Wherever the word "icon" appears in a line, copy that line.

**** Listed entries ****

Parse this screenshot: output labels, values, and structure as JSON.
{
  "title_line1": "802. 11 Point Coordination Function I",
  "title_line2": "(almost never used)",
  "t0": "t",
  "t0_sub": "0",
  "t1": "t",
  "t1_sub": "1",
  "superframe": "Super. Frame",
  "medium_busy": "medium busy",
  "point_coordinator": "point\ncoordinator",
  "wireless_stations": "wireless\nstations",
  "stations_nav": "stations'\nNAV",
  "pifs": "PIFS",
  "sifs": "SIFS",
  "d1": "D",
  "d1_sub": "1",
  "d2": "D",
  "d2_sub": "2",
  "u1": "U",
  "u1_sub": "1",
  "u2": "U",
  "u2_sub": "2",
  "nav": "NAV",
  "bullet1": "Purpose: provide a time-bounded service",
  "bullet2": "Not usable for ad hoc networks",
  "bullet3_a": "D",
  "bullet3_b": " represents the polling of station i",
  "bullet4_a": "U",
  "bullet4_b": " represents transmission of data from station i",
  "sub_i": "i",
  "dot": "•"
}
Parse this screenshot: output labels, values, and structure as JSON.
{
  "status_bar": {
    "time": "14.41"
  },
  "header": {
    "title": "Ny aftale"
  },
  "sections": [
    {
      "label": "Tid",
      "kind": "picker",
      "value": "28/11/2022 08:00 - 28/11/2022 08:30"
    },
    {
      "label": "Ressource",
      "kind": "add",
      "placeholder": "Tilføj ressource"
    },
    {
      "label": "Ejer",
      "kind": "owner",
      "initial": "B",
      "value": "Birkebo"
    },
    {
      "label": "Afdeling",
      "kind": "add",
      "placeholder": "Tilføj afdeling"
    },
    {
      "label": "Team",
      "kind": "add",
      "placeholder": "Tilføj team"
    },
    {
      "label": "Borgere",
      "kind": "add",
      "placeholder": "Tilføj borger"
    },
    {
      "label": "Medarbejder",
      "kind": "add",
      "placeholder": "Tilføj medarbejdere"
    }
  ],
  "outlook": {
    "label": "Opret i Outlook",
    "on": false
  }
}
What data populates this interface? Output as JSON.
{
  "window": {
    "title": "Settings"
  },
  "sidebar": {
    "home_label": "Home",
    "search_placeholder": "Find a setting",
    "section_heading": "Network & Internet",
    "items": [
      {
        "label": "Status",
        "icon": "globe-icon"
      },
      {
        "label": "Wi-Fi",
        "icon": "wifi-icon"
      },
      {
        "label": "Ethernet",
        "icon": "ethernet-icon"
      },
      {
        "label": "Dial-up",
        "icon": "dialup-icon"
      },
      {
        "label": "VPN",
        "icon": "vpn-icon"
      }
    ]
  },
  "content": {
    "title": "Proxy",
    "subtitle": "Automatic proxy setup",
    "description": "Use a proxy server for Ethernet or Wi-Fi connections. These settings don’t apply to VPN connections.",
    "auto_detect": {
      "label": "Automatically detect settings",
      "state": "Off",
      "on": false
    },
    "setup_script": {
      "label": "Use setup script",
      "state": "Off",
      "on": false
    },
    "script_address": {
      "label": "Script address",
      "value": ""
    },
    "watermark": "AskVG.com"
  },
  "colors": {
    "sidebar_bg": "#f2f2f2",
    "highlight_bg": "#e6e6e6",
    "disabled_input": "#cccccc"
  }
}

****
**** Listed entries ****

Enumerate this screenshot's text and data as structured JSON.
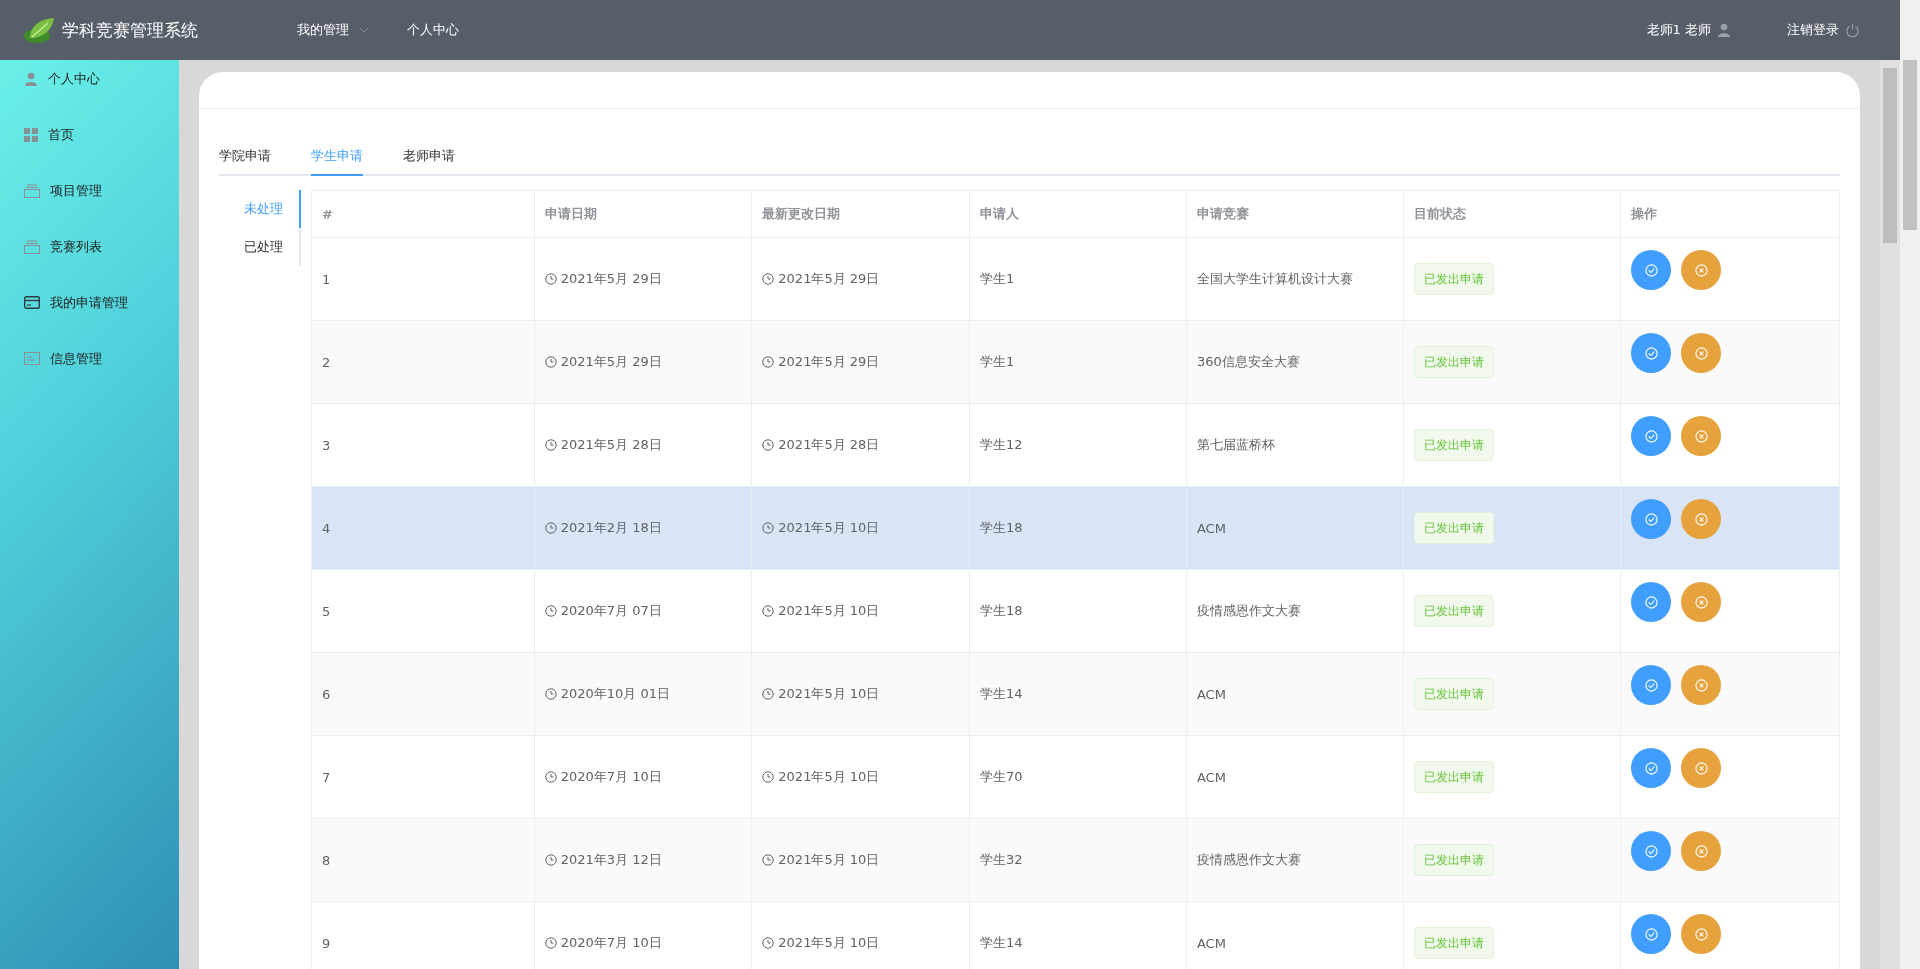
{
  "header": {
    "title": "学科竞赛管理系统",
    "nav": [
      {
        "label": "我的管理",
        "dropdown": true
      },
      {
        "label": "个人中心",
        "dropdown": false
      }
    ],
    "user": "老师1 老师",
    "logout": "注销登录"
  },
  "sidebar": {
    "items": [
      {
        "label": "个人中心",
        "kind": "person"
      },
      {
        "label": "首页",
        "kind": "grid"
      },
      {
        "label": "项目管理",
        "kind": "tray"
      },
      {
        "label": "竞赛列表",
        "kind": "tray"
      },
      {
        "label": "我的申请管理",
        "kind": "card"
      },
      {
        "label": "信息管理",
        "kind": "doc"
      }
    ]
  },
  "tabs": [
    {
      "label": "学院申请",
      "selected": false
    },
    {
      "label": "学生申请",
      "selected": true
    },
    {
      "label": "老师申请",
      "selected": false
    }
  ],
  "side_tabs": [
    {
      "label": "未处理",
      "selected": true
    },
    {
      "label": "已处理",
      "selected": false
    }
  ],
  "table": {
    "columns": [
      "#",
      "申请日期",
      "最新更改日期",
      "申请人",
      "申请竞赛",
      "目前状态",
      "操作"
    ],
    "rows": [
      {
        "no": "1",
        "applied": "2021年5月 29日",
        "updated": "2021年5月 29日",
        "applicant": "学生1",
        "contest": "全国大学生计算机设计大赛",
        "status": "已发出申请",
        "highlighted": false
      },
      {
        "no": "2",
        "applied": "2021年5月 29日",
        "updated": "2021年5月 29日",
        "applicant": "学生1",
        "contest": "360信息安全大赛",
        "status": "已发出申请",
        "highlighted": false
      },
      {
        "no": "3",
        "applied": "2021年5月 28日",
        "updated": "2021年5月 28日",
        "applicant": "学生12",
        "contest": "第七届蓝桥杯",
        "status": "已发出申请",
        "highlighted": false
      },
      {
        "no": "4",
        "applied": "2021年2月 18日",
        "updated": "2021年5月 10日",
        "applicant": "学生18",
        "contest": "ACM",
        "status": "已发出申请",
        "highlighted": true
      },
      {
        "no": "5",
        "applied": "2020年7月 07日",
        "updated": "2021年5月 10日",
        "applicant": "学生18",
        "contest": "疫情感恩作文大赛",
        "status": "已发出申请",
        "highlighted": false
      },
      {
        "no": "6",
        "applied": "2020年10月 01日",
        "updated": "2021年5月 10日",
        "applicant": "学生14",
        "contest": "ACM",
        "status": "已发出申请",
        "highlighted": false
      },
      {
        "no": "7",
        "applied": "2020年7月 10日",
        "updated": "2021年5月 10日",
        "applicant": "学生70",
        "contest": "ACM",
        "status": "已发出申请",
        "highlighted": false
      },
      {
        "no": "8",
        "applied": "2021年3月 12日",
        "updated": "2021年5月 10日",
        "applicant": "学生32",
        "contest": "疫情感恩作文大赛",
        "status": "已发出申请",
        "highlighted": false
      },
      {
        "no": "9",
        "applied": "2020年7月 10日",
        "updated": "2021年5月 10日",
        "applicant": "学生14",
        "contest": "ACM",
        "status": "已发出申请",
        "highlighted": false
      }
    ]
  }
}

****

# Exercise solution
        "icon": "globe-icon"
        "icon": "wifi-icon"
        "icon": "ethernet-icon"
        "icon": "dialup-icon"
        "icon": "vpn-icon"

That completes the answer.